* _Task goal_
Extract every line where the string "money" appears.

═══ Data for processing

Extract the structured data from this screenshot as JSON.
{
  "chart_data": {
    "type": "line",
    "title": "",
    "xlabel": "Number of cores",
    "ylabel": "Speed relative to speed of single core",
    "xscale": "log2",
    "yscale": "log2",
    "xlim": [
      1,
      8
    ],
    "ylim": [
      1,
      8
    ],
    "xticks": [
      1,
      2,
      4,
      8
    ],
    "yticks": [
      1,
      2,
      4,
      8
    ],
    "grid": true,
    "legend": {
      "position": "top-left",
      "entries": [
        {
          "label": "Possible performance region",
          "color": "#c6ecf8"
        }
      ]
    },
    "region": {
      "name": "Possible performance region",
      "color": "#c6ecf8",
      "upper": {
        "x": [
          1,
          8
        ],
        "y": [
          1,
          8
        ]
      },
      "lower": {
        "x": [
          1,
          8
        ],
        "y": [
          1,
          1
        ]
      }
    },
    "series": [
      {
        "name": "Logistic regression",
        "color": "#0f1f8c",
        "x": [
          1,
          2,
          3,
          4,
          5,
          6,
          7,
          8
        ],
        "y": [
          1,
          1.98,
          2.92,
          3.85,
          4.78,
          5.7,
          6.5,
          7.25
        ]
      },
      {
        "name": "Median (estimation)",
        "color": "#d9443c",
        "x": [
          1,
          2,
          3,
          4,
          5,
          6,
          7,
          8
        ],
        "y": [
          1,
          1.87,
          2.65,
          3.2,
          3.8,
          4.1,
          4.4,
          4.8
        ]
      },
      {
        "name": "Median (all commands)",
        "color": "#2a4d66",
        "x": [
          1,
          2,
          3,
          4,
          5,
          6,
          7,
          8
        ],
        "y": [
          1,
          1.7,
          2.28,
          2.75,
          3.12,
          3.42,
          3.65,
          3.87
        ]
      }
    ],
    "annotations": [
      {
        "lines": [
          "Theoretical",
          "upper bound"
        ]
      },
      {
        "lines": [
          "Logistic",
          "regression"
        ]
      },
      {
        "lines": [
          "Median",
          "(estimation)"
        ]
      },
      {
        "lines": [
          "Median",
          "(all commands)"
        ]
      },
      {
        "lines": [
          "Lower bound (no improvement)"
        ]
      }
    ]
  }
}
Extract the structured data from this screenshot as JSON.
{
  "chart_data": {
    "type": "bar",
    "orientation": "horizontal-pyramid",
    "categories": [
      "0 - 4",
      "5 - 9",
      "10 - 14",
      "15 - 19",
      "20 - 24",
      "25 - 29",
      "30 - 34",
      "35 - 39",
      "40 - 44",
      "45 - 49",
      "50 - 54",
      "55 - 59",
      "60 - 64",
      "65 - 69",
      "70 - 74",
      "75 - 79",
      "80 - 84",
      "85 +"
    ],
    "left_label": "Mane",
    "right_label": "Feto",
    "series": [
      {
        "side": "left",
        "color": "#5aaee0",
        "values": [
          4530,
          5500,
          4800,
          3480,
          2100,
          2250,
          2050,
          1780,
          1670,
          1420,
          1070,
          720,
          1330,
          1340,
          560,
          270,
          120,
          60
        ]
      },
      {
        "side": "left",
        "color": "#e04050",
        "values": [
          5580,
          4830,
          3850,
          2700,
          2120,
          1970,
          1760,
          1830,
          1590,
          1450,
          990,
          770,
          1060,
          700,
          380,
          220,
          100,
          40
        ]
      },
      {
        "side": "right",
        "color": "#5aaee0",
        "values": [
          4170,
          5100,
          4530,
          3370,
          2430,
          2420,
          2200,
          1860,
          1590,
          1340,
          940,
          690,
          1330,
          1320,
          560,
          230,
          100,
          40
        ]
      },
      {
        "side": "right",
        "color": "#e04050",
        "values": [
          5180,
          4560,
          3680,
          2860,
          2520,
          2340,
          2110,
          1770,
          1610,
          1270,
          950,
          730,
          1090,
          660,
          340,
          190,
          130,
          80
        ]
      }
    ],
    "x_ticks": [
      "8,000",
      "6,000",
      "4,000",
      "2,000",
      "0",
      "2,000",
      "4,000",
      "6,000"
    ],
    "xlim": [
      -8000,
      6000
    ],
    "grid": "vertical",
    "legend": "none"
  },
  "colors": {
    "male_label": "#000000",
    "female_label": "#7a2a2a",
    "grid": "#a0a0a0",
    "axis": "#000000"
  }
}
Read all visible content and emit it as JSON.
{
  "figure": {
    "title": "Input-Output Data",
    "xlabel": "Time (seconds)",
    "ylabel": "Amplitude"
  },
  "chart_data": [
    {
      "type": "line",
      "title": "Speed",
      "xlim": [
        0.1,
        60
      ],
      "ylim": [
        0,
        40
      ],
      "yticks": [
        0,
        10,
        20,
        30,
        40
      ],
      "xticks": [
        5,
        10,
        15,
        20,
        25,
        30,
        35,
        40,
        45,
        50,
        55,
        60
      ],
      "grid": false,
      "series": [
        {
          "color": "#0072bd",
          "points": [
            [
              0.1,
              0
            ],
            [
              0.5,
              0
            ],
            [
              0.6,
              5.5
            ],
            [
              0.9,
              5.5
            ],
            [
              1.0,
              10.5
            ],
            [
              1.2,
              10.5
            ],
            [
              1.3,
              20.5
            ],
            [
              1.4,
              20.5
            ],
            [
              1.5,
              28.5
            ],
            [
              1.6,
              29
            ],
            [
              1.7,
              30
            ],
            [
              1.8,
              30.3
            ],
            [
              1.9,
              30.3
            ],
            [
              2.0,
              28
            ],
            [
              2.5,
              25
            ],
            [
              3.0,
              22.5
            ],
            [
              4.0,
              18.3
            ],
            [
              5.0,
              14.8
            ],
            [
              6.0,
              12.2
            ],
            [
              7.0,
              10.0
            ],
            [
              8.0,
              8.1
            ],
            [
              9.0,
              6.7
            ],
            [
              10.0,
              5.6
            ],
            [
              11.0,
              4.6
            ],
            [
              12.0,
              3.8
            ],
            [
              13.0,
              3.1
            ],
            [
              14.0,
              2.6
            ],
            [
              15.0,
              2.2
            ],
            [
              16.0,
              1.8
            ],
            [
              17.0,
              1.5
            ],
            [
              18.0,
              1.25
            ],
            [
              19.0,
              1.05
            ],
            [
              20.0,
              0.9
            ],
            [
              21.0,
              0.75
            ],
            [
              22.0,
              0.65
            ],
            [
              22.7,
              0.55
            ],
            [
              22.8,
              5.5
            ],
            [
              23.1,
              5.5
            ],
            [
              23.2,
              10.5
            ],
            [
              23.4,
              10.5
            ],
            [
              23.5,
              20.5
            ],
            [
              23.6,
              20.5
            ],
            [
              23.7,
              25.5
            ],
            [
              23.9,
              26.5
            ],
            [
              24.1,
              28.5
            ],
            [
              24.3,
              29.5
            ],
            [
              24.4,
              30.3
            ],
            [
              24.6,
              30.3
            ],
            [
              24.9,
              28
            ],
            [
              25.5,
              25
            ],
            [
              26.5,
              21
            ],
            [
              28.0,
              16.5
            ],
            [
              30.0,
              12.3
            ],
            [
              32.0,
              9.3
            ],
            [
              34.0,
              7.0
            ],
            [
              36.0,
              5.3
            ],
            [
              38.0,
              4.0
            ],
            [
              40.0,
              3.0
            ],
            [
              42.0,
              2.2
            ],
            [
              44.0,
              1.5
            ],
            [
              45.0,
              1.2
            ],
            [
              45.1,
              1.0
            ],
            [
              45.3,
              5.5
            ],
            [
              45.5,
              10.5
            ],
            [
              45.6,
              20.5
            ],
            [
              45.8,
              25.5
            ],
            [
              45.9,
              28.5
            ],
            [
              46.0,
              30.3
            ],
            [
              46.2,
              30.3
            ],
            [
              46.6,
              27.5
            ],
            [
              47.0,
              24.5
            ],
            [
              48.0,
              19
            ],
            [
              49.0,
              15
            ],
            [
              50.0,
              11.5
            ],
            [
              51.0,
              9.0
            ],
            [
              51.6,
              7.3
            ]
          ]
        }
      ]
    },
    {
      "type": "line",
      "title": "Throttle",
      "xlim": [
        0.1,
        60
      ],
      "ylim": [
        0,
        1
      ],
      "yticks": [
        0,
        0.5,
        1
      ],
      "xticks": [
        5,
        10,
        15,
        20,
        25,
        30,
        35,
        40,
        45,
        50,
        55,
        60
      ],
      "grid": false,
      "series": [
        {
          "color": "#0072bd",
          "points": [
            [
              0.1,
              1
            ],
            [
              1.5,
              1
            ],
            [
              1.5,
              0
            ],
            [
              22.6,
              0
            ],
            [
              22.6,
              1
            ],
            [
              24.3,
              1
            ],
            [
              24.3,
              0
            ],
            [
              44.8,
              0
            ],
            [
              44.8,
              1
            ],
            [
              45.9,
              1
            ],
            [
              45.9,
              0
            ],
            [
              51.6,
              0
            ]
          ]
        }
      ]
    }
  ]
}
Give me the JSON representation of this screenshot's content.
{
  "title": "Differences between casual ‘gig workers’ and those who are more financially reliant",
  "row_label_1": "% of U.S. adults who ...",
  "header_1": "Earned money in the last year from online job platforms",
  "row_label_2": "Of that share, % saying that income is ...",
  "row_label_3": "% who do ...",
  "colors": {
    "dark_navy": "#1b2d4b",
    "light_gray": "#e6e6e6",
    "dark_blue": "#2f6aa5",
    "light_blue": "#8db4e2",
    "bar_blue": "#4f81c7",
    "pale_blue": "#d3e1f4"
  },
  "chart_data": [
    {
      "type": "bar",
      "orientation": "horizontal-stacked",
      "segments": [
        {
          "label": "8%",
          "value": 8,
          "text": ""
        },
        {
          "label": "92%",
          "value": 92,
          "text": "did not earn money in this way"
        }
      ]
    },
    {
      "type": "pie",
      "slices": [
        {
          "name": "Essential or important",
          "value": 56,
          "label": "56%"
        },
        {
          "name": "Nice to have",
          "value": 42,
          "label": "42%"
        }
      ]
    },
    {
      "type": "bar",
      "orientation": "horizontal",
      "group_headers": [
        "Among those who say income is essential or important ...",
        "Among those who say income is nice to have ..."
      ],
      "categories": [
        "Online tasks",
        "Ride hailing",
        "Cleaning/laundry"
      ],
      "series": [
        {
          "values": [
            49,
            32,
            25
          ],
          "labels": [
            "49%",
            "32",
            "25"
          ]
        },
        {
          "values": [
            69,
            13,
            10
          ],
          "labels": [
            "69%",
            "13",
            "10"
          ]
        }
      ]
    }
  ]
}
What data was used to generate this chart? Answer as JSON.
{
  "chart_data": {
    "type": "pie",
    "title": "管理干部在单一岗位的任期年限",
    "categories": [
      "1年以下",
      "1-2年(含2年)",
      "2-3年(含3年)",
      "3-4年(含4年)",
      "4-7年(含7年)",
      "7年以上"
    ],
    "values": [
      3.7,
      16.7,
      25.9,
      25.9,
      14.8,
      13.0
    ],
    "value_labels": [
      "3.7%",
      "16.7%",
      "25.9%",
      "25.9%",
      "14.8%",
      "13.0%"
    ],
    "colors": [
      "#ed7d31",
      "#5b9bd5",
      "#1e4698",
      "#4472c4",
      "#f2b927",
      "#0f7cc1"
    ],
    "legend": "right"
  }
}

══════

* _Solution to this task_
  "header_1": "Earned money in the last year from online job platforms",
          "text": "did not earn money in this way"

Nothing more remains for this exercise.